Exercise material:
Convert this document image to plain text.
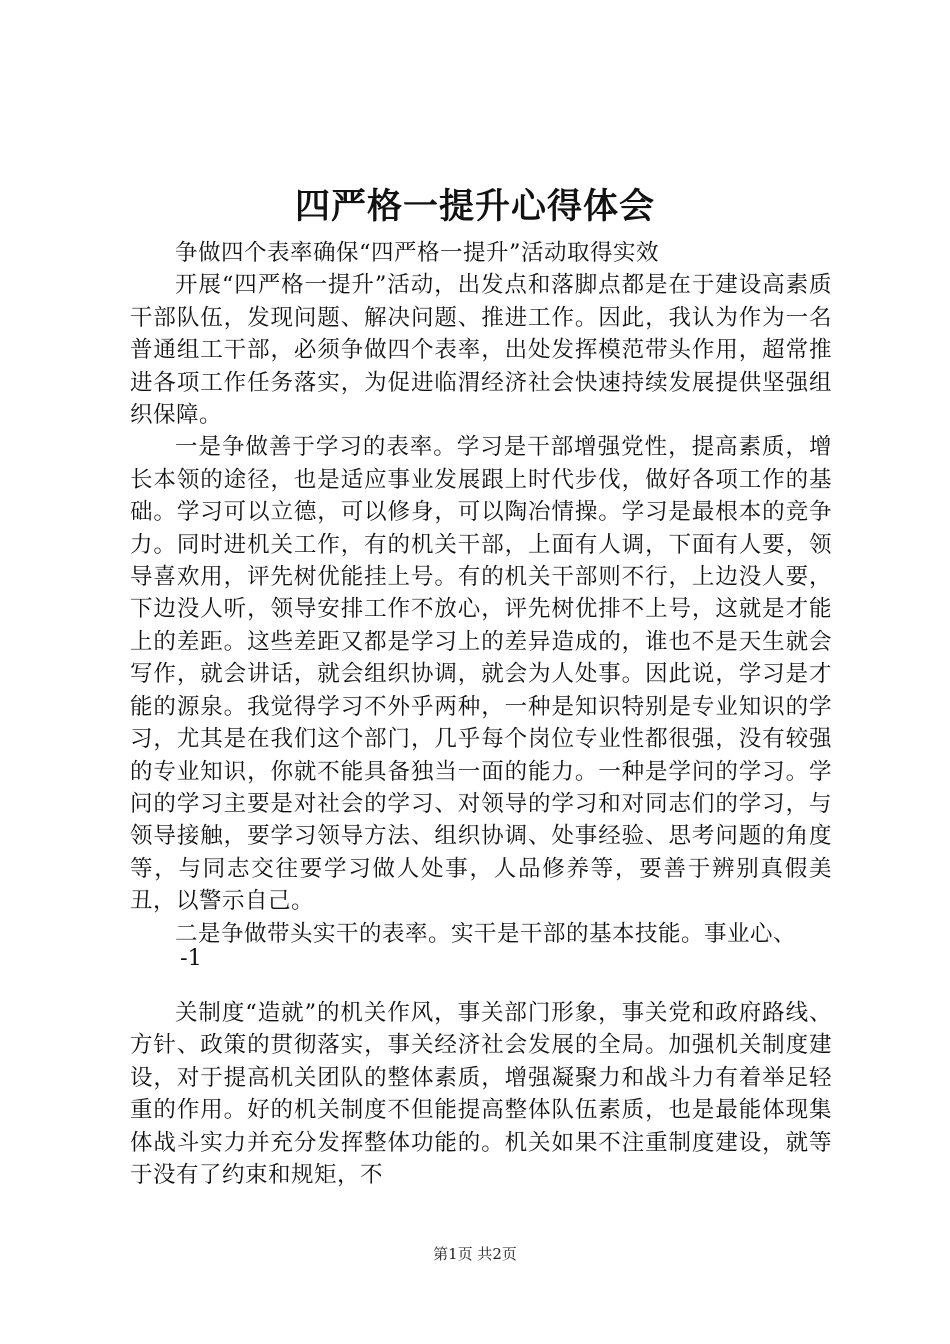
四严格一提升心得体会

争做四个表率确保“四严格一提升”活动取得实效

开展“四严格一提升”活动，出发点和落脚点都是在于建设高素质干部队伍，发现问题、解决问题、推进工作。因此，我认为作为一名普通组工干部，必须争做四个表率，出处发挥模范带头作用，超常推进各项工作任务落实，为促进临渭经济社会快速持续发展提供坚强组织保障。

一是争做善于学习的表率。学习是干部增强党性，提高素质，增长本领的途径，也是适应事业发展跟上时代步伐，做好各项工作的基础。学习可以立德，可以修身，可以陶冶情操。学习是最根本的竞争力。同时进机关工作，有的机关干部，上面有人调，下面有人要，领导喜欢用，评先树优能挂上号。有的机关干部则不行，上边没人要，下边没人听，领导安排工作不放心，评先树优排不上号，这就是才能上的差距。这些差距又都是学习上的差异造成的，谁也不是天生就会写作，就会讲话，就会组织协调，就会为人处事。因此说，学习是才能的源泉。我觉得学习不外乎两种，一种是知识特别是专业知识的学习，尤其是在我们这个部门，几乎每个岗位专业性都很强，没有较强的专业知识，你就不能具备独当一面的能力。一种是学问的学习。学问的学习主要是对社会的学习、对领导的学习和对同志们的学习，与领导接触，要学习领导方法、组织协调、处事经验、思考问题的角度等，与同志交往要学习做人处事，人品修养等，要善于辨别真假美丑，以警示自己。

二是争做带头实干的表率。实干是干部的基本技能。事业心、

-1

关制度“造就”的机关作风，事关部门形象，事关党和政府路线、方针、政策的贯彻落实，事关经济社会发展的全局。加强机关制度建设，对于提高机关团队的整体素质，增强凝聚力和战斗力有着举足轻重的作用。好的机关制度不但能提高整体队伍素质，也是最能体现集体战斗实力并充分发挥整体功能的。机关如果不注重制度建设，就等于没有了约束和规矩，不

第1页 共2页
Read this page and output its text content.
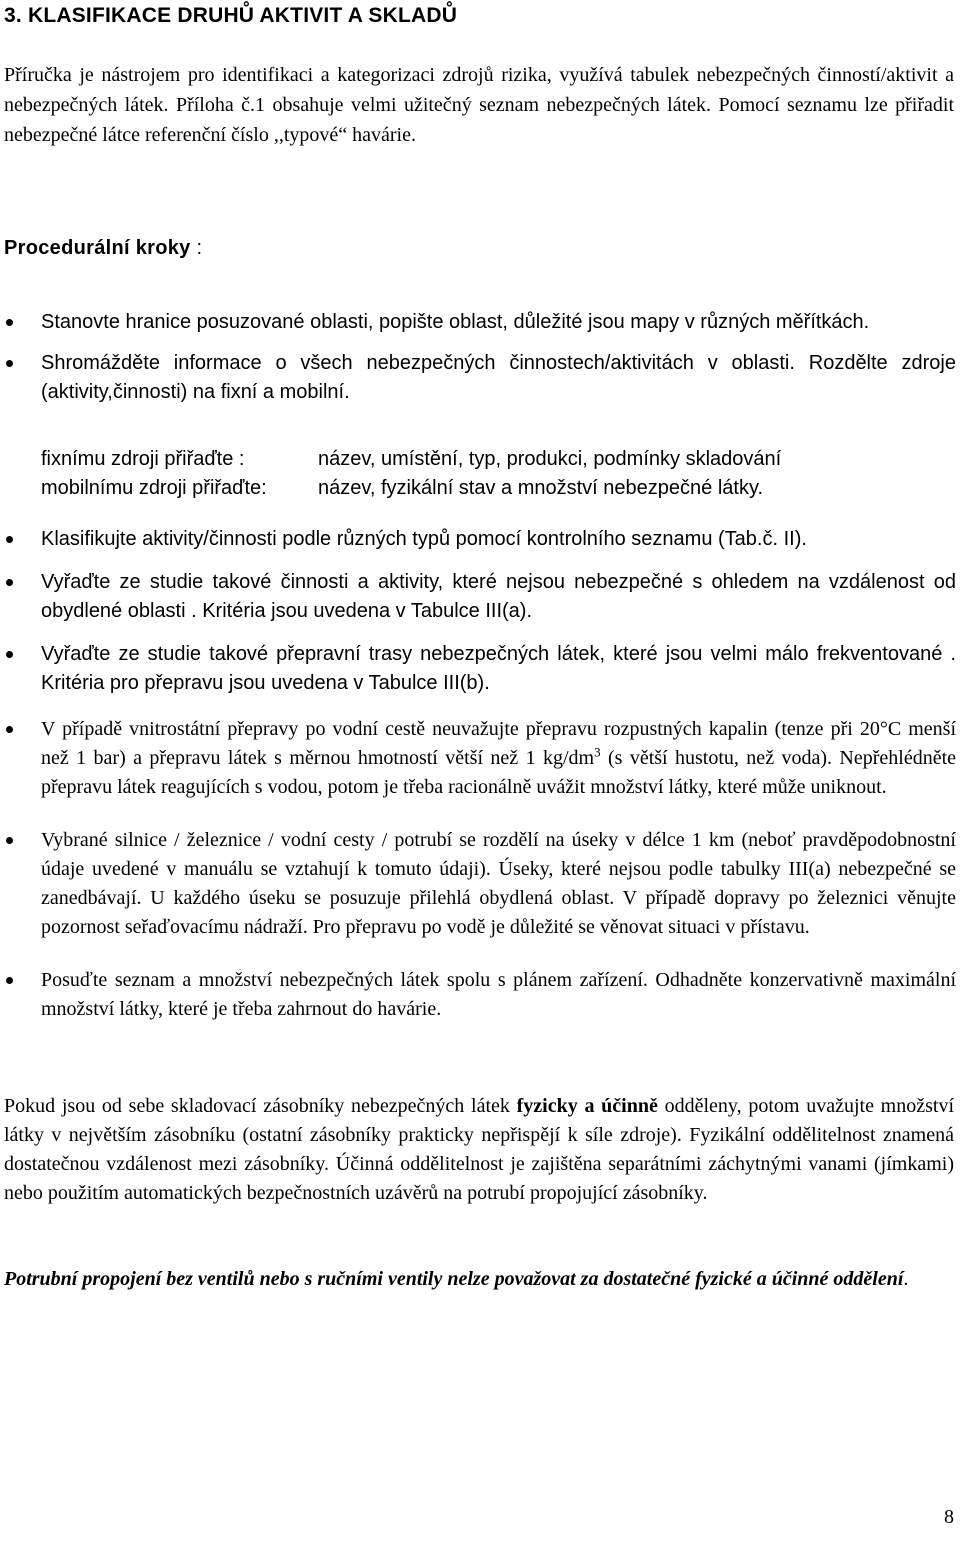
3. KLASIFIKACE DRUHŮ AKTIVIT A SKLADŮ

Příručka je nástrojem pro identifikaci a kategorizaci zdrojů rizika, využívá tabulek nebezpečných činností/aktivit a nebezpečných látek. Příloha č.1 obsahuje velmi užitečný seznam nebezpečných látek. Pomocí seznamu lze přiřadit nebezpečné látce referenční číslo ,,typové“ havárie.

Procedurální kroky :

Stanovte hranice posuzované oblasti, popište oblast, důležité jsou mapy v různých měřítkách.
Shromážděte informace o všech nebezpečných činnostech/aktivitách v oblasti. Rozdělte zdroje (aktivity,činnosti) na fixní a mobilní.
fixnímu zdroji přiřaďte :	název, umístění, typ, produkci, podmínky skladování
mobilnímu zdroji přiřaďte:	název, fyzikální stav a množství nebezpečné látky.
Klasifikujte aktivity/činnosti podle různých typů pomocí kontrolního seznamu (Tab.č. II).
Vyřaďte ze studie takové činnosti a aktivity, které nejsou nebezpečné s ohledem na vzdálenost od obydlené oblasti . Kritéria jsou uvedena v Tabulce III(a).
Vyřaďte ze studie takové přepravní trasy nebezpečných látek, které jsou velmi málo frekventované . Kritéria pro přepravu jsou uvedena v Tabulce III(b).
V případě vnitrostátní přepravy po vodní cestě neuvažujte přepravu rozpustných kapalin (tenze při 20°C menší než 1 bar) a přepravu látek s měrnou hmotností větší než 1 $kg/dm^3$ (s větší hustotu, než voda). Nepřehlédněte přepravu látek reagujících s vodou, potom je třeba racionálně uvážit množství látky, které může uniknout.
Vybrané silnice / železnice / vodní cesty / potrubí se rozdělí na úseky v délce 1 km (neboť pravděpodobnostní údaje uvedené v manuálu se vztahují k tomuto údaji). Úseky, které nejsou podle tabulky III(a) nebezpečné se zanedbávají. U každého úseku se posuzuje přilehlá obydlená oblast. V případě dopravy po železnici věnujte pozornost seřaďovacímu nádraží. Pro přepravu po vodě je důležité se věnovat situaci v přístavu.
Posuďte seznam a množství nebezpečných látek spolu s plánem zařízení. Odhadněte konzervativně maximální množství látky, které je třeba zahrnout do havárie.

Pokud jsou od sebe skladovací zásobníky nebezpečných látek fyzicky a účinně odděleny, potom uvažujte množství látky v největším zásobníku (ostatní zásobníky prakticky nepřispějí k síle zdroje). Fyzikální oddělitelnost znamená dostatečnou vzdálenost mezi zásobníky. Účinná oddělitelnost je zajištěna separátními záchytnými vanami (jímkami) nebo použitím automatických bezpečnostních uzávěrů na potrubí propojující zásobníky.

Potrubní propojení bez ventilů nebo s ručními ventily nelze považovat za dostatečné fyzické a účinné oddělení.

8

Directions: Return all the entries word for word, but omit any pictures they contain.

The reply:
Convert this document image to plain text.
四严格一提升心得体会

争做四个表率确保“四严格一提升”活动取得实效

开展“四严格一提升”活动，出发点和落脚点都是在于建设高素质干部队伍，发现问题、解决问题、推进工作。因此，我认为作为一名普通组工干部，必须争做四个表率，出处发挥模范带头作用，超常推进各项工作任务落实，为促进临渭经济社会快速持续发展提供坚强组织保障。

一是争做善于学习的表率。学习是干部增强党性，提高素质，增长本领的途径，也是适应事业发展跟上时代步伐，做好各项工作的基础。学习可以立德，可以修身，可以陶冶情操。学习是最根本的竞争力。同时进机关工作，有的机关干部，上面有人调，下面有人要，领导喜欢用，评先树优能挂上号。有的机关干部则不行，上边没人要，下边没人听，领导安排工作不放心，评先树优排不上号，这就是才能上的差距。这些差距又都是学习上的差异造成的，谁也不是天生就会写作，就会讲话，就会组织协调，就会为人处事。因此说，学习是才能的源泉。我觉得学习不外乎两种，一种是知识特别是专业知识的学习，尤其是在我们这个部门，几乎每个岗位专业性都很强，没有较强的专业知识，你就不能具备独当一面的能力。一种是学问的学习。学问的学习主要是对社会的学习、对领导的学习和对同志们的学习，与领导接触，要学习领导方法、组织协调、处事经验、思考问题的角度等，与同志交往要学习做人处事，人品修养等，要善于辨别真假美丑，以警示自己。

二是争做带头实干的表率。实干是干部的基本技能。事业心、

-1

关制度“造就”的机关作风，事关部门形象，事关党和政府路线、方针、政策的贯彻落实，事关经济社会发展的全局。加强机关制度建设，对于提高机关团队的整体素质，增强凝聚力和战斗力有着举足轻重的作用。好的机关制度不但能提高整体队伍素质，也是最能体现集体战斗实力并充分发挥整体功能的。机关如果不注重制度建设，就等于没有了约束和规矩，不

第1页 共2页
Read this page and output its text content.
3. KLASIFIKACE DRUHŮ AKTIVIT A SKLADŮ

Příručka je nástrojem pro identifikaci a kategorizaci zdrojů rizika, využívá tabulek nebezpečných činností/aktivit a nebezpečných látek. Příloha č.1 obsahuje velmi užitečný seznam nebezpečných látek. Pomocí seznamu lze přiřadit nebezpečné látce referenční číslo ,,typové“ havárie.

Procedurální kroky :

Stanovte hranice posuzované oblasti, popište oblast, důležité jsou mapy v různých měřítkách.
Shromážděte informace o všech nebezpečných činnostech/aktivitách v oblasti. Rozdělte zdroje (aktivity,činnosti) na fixní a mobilní.
fixnímu zdroji přiřaďte :	název, umístění, typ, produkci, podmínky skladování
mobilnímu zdroji přiřaďte:	název, fyzikální stav a množství nebezpečné látky.
Klasifikujte aktivity/činnosti podle různých typů pomocí kontrolního seznamu (Tab.č. II).
Vyřaďte ze studie takové činnosti a aktivity, které nejsou nebezpečné s ohledem na vzdálenost od obydlené oblasti . Kritéria jsou uvedena v Tabulce III(a).
Vyřaďte ze studie takové přepravní trasy nebezpečných látek, které jsou velmi málo frekventované . Kritéria pro přepravu jsou uvedena v Tabulce III(b).
V případě vnitrostátní přepravy po vodní cestě neuvažujte přepravu rozpustných kapalin (tenze při 20°C menší než 1 bar) a přepravu látek s měrnou hmotností větší než 1 $kg/dm^3$ (s větší hustotu, než voda). Nepřehlédněte přepravu látek reagujících s vodou, potom je třeba racionálně uvážit množství látky, které může uniknout.
Vybrané silnice / železnice / vodní cesty / potrubí se rozdělí na úseky v délce 1 km (neboť pravděpodobnostní údaje uvedené v manuálu se vztahují k tomuto údaji). Úseky, které nejsou podle tabulky III(a) nebezpečné se zanedbávají. U každého úseku se posuzuje přilehlá obydlená oblast. V případě dopravy po železnici věnujte pozornost seřaďovacímu nádraží. Pro přepravu po vodě je důležité se věnovat situaci v přístavu.
Posuďte seznam a množství nebezpečných látek spolu s plánem zařízení. Odhadněte konzervativně maximální množství látky, které je třeba zahrnout do havárie.

Pokud jsou od sebe skladovací zásobníky nebezpečných látek fyzicky a účinně odděleny, potom uvažujte množství látky v největším zásobníku (ostatní zásobníky prakticky nepřispějí k síle zdroje). Fyzikální oddělitelnost znamená dostatečnou vzdálenost mezi zásobníky. Účinná oddělitelnost je zajištěna separátními záchytnými vanami (jímkami) nebo použitím automatických bezpečnostních uzávěrů na potrubí propojující zásobníky.

Potrubní propojení bez ventilů nebo s ručními ventily nelze považovat za dostatečné fyzické a účinné oddělení.

8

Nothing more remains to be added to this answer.